### [RECORDS TO USE]

* Begin *

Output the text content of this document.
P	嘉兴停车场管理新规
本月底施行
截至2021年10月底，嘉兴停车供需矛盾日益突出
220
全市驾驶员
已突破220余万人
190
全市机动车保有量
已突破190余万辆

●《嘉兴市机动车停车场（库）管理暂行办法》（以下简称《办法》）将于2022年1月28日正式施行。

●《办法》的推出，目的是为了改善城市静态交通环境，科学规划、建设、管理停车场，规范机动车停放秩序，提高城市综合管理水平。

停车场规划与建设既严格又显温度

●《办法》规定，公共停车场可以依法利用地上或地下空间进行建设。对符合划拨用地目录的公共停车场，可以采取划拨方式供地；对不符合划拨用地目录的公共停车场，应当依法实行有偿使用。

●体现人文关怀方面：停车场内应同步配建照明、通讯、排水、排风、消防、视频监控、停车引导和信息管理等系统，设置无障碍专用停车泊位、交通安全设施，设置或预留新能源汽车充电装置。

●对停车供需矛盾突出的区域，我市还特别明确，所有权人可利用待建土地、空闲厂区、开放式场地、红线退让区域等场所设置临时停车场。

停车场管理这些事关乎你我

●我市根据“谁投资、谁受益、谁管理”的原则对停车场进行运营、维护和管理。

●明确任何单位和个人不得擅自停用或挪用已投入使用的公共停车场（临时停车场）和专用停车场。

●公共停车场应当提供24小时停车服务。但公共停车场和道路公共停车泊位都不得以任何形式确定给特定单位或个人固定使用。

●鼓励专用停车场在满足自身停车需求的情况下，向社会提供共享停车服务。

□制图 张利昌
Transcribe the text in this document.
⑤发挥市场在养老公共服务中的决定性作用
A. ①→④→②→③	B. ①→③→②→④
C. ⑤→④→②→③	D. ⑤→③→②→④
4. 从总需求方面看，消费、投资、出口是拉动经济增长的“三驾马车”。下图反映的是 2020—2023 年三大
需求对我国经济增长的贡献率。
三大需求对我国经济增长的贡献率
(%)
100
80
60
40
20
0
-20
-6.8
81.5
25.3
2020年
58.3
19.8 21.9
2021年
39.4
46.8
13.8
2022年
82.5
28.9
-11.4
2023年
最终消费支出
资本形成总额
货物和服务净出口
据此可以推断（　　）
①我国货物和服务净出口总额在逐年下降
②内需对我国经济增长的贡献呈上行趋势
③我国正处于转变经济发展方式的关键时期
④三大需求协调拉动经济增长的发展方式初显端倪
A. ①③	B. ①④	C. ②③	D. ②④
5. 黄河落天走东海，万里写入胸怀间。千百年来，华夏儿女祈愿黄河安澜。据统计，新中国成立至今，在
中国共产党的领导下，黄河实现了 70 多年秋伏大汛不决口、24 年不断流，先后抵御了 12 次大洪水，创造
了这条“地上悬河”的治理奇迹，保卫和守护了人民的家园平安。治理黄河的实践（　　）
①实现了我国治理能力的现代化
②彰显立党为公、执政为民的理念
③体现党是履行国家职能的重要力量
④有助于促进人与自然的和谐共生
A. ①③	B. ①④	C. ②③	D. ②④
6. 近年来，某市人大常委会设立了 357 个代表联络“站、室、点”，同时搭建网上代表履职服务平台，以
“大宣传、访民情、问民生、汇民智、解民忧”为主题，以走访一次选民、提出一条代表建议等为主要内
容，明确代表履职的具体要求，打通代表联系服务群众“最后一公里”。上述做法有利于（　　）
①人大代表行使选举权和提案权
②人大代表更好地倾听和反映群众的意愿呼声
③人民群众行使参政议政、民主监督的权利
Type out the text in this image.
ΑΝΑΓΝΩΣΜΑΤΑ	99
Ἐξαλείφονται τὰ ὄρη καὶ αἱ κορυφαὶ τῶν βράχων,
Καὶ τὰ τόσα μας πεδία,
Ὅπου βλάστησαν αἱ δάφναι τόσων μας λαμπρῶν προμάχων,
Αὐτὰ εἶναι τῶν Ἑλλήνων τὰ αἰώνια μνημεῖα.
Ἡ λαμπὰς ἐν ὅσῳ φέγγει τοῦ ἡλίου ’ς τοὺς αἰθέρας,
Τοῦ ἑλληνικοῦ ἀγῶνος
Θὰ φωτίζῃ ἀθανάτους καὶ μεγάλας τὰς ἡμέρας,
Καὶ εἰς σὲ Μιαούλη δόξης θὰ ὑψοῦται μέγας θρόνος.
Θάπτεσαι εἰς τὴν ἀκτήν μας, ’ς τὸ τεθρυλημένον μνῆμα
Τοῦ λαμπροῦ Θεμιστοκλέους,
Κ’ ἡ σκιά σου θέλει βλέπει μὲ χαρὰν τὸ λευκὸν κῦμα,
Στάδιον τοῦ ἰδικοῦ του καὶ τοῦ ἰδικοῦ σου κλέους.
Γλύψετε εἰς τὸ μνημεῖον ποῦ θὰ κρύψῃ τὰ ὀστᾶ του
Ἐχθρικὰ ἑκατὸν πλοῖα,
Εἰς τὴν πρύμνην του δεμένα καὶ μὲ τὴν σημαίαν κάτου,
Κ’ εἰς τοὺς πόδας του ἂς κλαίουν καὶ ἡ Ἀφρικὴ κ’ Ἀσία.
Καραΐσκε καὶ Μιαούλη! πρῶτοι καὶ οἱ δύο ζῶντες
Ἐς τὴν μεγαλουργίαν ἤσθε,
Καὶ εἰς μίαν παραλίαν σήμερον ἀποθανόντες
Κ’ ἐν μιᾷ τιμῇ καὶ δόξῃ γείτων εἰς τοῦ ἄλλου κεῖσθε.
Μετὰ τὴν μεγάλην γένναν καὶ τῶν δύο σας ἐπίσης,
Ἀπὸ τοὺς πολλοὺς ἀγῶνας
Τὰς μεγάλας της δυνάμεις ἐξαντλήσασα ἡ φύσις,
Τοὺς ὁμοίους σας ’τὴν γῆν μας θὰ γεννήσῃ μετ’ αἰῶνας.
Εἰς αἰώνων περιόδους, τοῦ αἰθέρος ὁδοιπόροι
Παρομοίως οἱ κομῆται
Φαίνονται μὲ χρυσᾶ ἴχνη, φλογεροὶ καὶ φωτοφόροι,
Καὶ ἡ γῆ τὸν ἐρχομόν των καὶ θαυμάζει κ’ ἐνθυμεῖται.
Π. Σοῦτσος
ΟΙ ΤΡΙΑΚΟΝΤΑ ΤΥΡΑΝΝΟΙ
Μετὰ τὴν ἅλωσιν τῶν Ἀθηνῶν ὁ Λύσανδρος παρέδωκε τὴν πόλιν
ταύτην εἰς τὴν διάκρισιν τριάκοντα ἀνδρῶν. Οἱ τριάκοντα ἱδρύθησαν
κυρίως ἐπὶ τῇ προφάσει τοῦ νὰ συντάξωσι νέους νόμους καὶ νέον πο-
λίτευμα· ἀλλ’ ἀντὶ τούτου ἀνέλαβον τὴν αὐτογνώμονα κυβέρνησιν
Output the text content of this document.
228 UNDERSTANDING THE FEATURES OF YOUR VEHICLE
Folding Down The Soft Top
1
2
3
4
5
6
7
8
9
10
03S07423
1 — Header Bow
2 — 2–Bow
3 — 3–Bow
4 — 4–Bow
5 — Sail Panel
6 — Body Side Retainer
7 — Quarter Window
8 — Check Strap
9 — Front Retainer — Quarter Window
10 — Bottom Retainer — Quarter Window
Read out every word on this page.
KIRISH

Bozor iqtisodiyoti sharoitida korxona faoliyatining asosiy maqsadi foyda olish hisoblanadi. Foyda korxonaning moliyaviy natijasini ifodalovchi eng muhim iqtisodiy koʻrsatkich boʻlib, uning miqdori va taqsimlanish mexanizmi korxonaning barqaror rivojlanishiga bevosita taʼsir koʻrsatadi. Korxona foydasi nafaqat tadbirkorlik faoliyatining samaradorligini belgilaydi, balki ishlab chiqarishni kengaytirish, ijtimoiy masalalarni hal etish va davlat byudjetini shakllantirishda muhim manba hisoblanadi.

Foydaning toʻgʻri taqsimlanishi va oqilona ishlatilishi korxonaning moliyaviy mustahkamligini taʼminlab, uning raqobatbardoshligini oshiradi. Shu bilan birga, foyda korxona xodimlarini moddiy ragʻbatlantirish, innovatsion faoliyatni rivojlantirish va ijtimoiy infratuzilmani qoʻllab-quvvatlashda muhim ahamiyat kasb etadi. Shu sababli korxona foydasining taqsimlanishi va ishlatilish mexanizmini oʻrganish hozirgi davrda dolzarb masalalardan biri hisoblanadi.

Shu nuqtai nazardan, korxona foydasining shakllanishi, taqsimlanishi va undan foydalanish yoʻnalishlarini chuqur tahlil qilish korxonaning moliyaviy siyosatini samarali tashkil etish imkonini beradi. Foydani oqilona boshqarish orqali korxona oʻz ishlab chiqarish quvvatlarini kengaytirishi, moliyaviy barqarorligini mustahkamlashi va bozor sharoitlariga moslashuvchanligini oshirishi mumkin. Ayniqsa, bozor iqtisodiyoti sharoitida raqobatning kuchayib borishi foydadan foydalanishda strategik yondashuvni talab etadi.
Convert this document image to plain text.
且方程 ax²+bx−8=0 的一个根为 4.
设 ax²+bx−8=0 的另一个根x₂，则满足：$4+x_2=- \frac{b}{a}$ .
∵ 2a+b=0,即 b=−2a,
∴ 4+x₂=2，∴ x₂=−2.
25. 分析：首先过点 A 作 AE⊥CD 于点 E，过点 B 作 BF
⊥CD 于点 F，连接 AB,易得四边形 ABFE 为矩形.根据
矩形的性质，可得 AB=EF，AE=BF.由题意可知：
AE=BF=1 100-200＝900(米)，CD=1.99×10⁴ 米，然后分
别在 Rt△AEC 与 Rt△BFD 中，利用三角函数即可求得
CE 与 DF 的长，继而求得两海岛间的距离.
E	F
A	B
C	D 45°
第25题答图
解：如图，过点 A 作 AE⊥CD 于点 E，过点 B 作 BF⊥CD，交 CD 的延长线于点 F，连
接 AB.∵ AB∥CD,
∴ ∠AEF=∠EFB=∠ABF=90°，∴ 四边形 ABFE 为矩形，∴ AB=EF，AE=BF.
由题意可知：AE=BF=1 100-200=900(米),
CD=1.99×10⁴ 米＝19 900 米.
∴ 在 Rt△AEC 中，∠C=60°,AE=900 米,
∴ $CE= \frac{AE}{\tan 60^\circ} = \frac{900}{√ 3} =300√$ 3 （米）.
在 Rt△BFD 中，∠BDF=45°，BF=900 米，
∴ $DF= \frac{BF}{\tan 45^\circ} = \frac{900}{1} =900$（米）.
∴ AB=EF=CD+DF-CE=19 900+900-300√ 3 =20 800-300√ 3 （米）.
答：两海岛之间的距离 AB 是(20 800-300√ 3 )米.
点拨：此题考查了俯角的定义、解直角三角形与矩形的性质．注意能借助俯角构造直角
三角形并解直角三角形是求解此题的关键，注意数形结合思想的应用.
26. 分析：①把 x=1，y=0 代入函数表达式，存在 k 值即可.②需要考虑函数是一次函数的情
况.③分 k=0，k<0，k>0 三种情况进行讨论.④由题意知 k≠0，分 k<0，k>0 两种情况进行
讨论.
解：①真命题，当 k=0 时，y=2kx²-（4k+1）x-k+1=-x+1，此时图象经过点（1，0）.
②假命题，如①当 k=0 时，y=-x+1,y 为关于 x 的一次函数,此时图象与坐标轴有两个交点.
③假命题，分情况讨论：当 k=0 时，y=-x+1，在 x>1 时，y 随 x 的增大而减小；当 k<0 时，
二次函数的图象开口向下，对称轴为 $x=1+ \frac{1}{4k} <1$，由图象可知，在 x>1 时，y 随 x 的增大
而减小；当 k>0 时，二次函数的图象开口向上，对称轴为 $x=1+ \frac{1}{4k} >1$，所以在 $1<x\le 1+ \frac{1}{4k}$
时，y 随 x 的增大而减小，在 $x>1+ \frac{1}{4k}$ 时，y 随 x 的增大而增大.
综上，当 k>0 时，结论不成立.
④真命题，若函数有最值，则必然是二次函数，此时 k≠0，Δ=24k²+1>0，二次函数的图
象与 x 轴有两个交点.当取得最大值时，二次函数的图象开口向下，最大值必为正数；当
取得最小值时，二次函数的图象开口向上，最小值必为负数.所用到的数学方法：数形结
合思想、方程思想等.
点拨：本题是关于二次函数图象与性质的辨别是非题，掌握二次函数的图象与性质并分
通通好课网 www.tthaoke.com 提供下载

* End *

### [GIVEN REQUEST]
Collect, from the material above, every line containing the word "Μετὰ".

### [THE ANSWER]
Μετὰ τὴν μεγάλην γένναν καὶ τῶν δύο σας ἐπίσης,
Μετὰ τὴν ἅλωσιν τῶν Ἀθηνῶν ὁ Λύσανδρος παρέδωκε τὴν πόλιν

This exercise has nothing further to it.